* EXERCISE PROMPT *
Work through the data line by line, gathering every line that has the word "http".

=-=-=-=-=

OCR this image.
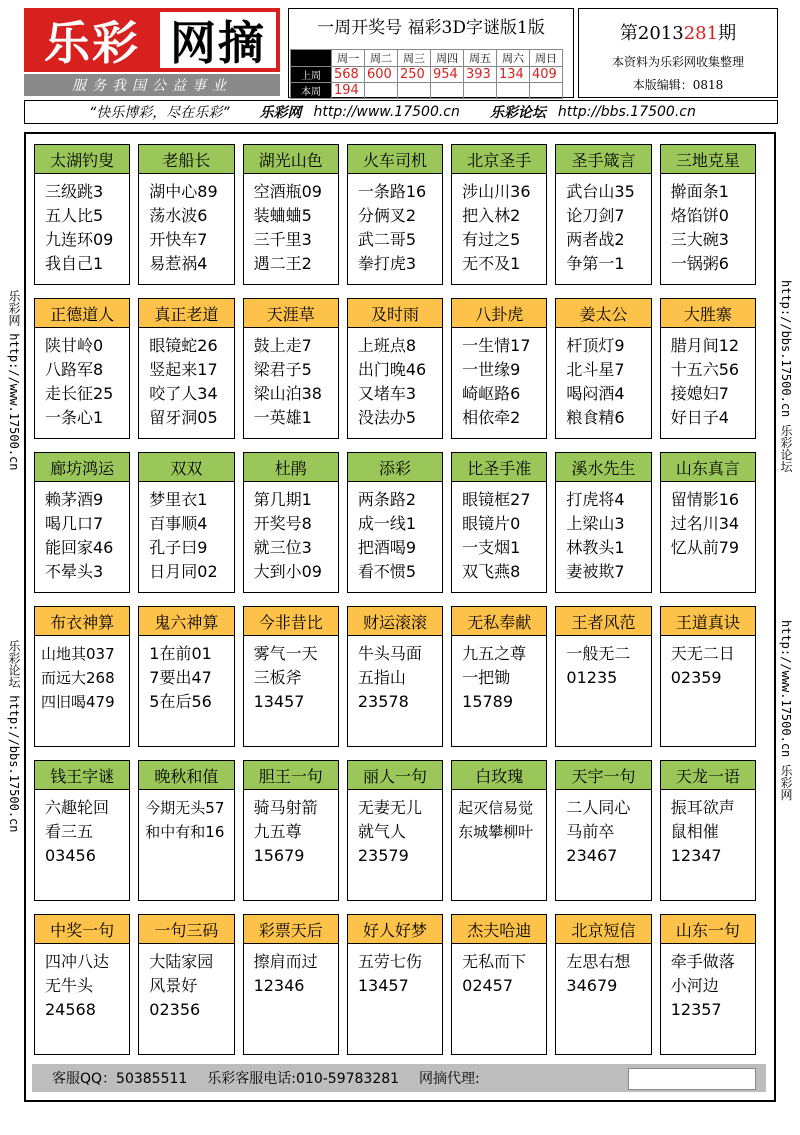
乐彩 网摘
服务我国公益事业
一周开奖号 福彩3D字谜版1版
	周一	周二	周三	周四	周五	周六	周日
上周	568	600	250	954	393	134	409
本周	194						
第2013281期
本资料为乐彩网收集整理
本版编辑：0818
“快乐博彩，尽在乐彩” 乐彩网 http://www.17500.cn 乐彩论坛 http://bbs.17500.cn
乐彩网 http://www.17500.cn
乐彩论坛 http://bbs.17500.cn
http://bbs.17500.cn 乐彩论坛
http://www.17500.cn 乐彩网
太湖钓叟
三级跳3
五人比5
九连环09
我自己1
老船长
湖中心89
荡水波6
开快车7
易惹祸4
湖光山色
空酒瓶09
装蛐蛐5
三千里3
遇二王2
火车司机
一条路16
分俩叉2
武二哥5
拳打虎3
北京圣手
涉山川36
把入林2
有过之5
无不及1
圣手箴言
武台山35
论刀剑7
两者战2
争第一1
三地克星
擀面条1
烙馅饼0
三大碗3
一锅粥6
正德道人
陕甘岭0
八路军8
走长征25
一条心1
真正老道
眼镜蛇26
竖起来17
咬了人34
留牙洞05
天涯草
鼓上走7
梁君子5
梁山泊38
一英雄1
及时雨
上班点8
出门晚46
又堵车3
没法办5
八卦虎
一生情17
一世缘9
崎岖路6
相依牵2
姜太公
杆顶灯9
北斗星7
喝闷酒4
粮食精6
大胜寨
腊月间12
十五六56
接媳妇7
好日子4
廊坊鸿运
赖茅酒9
喝几口7
能回家46
不晕头3
双双
梦里衣1
百事顺4
孔子曰9
日月同02
杜鹃
第几期1
开奖号8
就三位3
大到小09
添彩
两条路2
成一线1
把酒喝9
看不惯5
比圣手准
眼镜框27
眼镜片0
一支烟1
双飞燕8
溪水先生
打虎将4
上梁山3
林教头1
妻被欺7
山东真言
留情影16
过名川34
忆从前79
布衣神算
山地其037
而远大268
四旧喝479
鬼六神算
1在前01
7要出47
5在后56
今非昔比
雾气一天
三板斧
13457
财运滚滚
牛头马面
五指山
23578
无私奉献
九五之尊
一把锄
15789
王者风范
一般无二
01235
王道真诀
天无二日
02359
钱王字谜
六趣轮回
看三五
03456
晚秋和值
今期无头57
和中有和16
胆王一句
骑马射箭
九五尊
15679
丽人一句
无妻无儿
就气人
23579
白玫瑰
起灭信易觉
东城攀柳叶
天宇一句
二人同心
马前卒
23467
天龙一语
振耳欲声
鼠相催
12347
中奖一句
四冲八达
无牛头
24568
一句三码
大陆家园
风景好
02356
彩票天后
擦肩而过
12346
好人好梦
五劳七伤
13457
杰夫哈迪
无私而下
02457
北京短信
左思右想
34679
山东一句
牵手做落
小河边
12357
客服QQ：50385511 乐彩客服电话:010-59783281 网摘代理:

=-=-=-=-=

* REPLY *
“快乐博彩，尽在乐彩” 乐彩网 http://www.17500.cn 乐彩论坛 http://bbs.17500.cn
乐彩网 http://www.17500.cn
乐彩论坛 http://bbs.17500.cn
http://bbs.17500.cn 乐彩论坛
http://www.17500.cn 乐彩网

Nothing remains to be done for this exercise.